## Travail demandé
[A] Dans l'extrait, relevez tous les infinitifs qui énumèrent ce que le peuple va faire une fois qu'il a décidé de n'avoir d'autre guide que lui-même.
[B] Selon l'extrait, de quoi le mouvement des gilets jaunes n'est-il que l'épiphénomène ?

## Extrait du document

⟨

Briser des symboles n'est pas briser le système. Pire qu'une sottise, c'est un
assouvissement hâtif, peu satisfaisant, frustrant, c'est le dévoiement d'une
énergie qui serait mieux venue dans l'indispensable construction de communes
autogérées. Je ne suis solidaire d'aucun mouvement paramilitaire et je souhaite
que le mouvement des gilets jaunes en particulier et de la subversion populaire
en général ne se laisse pas entraîner par une colère aveugle où s'enliseraient
la générosité du vivant et sa conscience humaine. Je mise sur l'expansion du
droit au bonheur, je mise sur un « pacifisme insurrectionnel » qui
ferait de la vie une arme absolue, une arme qui ne tue pas.
Le
mouvement des gilets jaunes est-il un mouvement révolutionnaire ou
réactionnaire ?
Le mouvement
des gilets jaunes n'est que l'épiphénomène d'un bouleversement social qui
consacre la ruine de la civilisation marchande. Il ne fait que commencer. Il
est encore sous le regard hébété des intellectuels, de ces débris d'une culture
sclérosée, qui tinrent si durablement le rôle de conducteur du peuple et n'en
reviennent pas d'être virés du jour au lendemain. Eh bien le peuple a décidé de
n'avoir d'autre guide que lui-même. Il va tâtonner, balbutier, errer, tomber,
se relever mais il a en lui cette lumière du passé, cette aspiration à une
vraie vie et à un monde meilleur que les mouvements d'émancipation, jadis
réprimés, pilés, écrasés ont, dans leur élan brisé, confiées à notre présent
pour les reprendre à la source et en parachever le cours.
Votre
conception de l’insurrection est à la fois radicale (refus de dialoguer avec
l’Etat, justification du sabotage, etc.) et mesurée (refus de la lutte armée,
de la colère réduite à la casse, etc.). Quelles sont les limites de la colère
insurrectionnelle ? Quelle est votre éthique de l’insurrection ?
Je
ne vois, après la flambée de Mai 1968, d'autres insurrections que l'apparition
du mouvement zapatiste au Chiapas, l'émergence d'une société communaliste au
Rojava et, oui, dans un contexte très différent, la naissance et la
multiplication de Zad, de zones à défendre où la résistance d'une région à l'implantation
de nuisances a créé une solidarité du « vivre ensemble.» J'ignore ce que
signifie une éthique de l'insurrection. Nous sommes seulement confrontés à des
expériences pleines de joies et de fureurs, de développements et de
régressions. Parmi les questionnements, deux me paraissent indispensables.

⟩

Relevés des contours d'éléments
⟨

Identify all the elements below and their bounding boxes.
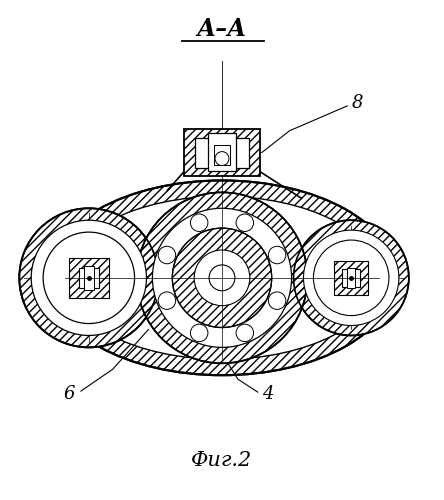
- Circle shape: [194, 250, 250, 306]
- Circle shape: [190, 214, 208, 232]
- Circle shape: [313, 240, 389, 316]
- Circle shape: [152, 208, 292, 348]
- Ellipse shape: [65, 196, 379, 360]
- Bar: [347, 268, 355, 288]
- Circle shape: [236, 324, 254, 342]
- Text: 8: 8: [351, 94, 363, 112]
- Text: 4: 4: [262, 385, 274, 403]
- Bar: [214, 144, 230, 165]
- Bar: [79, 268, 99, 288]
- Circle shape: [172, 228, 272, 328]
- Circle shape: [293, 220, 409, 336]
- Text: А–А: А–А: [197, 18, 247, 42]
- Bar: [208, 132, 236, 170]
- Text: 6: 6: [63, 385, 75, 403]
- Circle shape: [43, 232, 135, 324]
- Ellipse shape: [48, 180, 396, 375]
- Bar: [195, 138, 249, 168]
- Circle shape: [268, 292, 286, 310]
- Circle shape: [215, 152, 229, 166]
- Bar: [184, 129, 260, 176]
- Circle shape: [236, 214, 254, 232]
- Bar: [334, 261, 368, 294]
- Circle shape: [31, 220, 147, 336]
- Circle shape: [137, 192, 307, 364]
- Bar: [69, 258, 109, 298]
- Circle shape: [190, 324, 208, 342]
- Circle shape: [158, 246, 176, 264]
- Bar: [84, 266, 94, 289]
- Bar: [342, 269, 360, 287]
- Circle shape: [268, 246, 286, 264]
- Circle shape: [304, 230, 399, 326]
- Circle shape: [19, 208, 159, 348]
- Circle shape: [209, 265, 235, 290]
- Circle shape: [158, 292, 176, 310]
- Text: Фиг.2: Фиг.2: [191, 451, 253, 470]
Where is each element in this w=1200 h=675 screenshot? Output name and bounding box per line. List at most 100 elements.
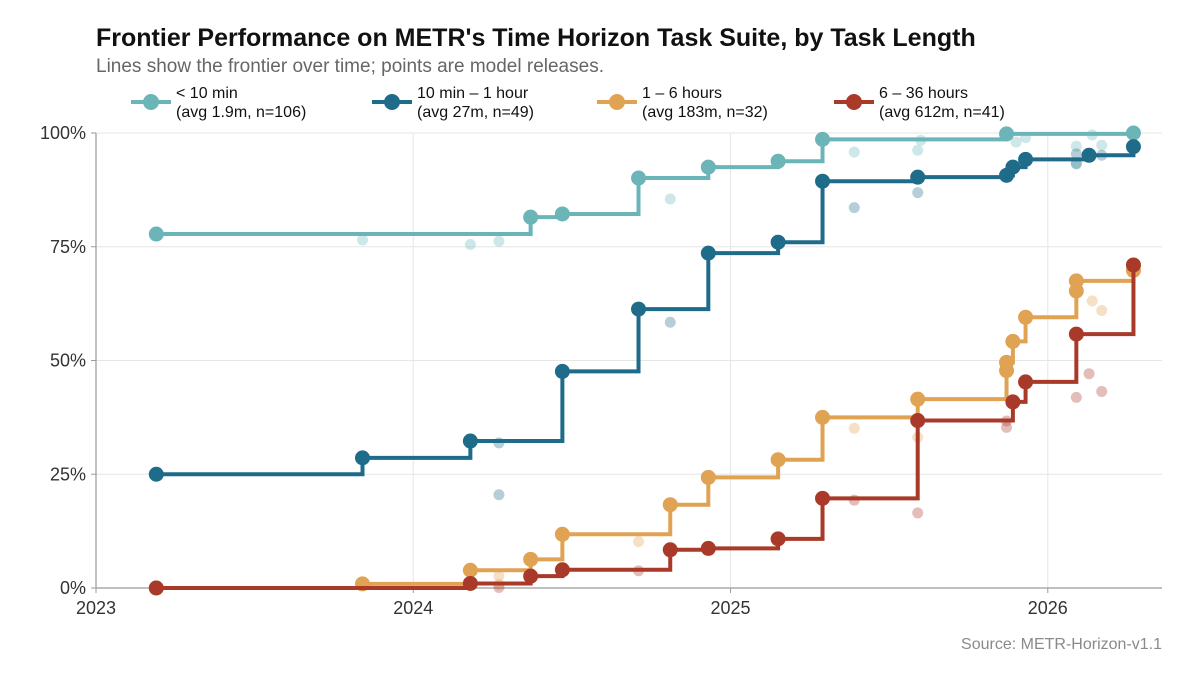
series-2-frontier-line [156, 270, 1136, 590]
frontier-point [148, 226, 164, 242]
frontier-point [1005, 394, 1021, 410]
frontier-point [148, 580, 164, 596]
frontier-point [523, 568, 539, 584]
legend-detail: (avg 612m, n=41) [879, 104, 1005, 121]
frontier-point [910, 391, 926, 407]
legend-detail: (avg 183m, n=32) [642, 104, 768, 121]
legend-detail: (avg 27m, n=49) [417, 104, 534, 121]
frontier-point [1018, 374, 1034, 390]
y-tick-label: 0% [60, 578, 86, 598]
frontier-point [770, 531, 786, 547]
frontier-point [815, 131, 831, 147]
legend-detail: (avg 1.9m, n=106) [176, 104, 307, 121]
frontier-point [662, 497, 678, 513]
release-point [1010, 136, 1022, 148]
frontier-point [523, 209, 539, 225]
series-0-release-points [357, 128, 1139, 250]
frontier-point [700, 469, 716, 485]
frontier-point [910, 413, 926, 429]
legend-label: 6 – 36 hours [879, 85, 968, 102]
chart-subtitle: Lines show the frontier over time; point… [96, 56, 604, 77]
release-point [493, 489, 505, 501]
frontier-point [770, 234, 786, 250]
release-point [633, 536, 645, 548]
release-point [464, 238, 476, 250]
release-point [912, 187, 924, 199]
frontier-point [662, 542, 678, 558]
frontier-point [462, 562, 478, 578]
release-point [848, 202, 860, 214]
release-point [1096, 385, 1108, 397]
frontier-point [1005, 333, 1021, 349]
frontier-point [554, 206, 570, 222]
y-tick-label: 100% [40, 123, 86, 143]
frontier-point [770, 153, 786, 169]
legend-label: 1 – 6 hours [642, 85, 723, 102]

⟩

## Réponses successives
[A] tâtonner, balbutier, errer, tomber, se relever

[B] D'un bouleversement social qui consacre la ruine de la civilisation marchande.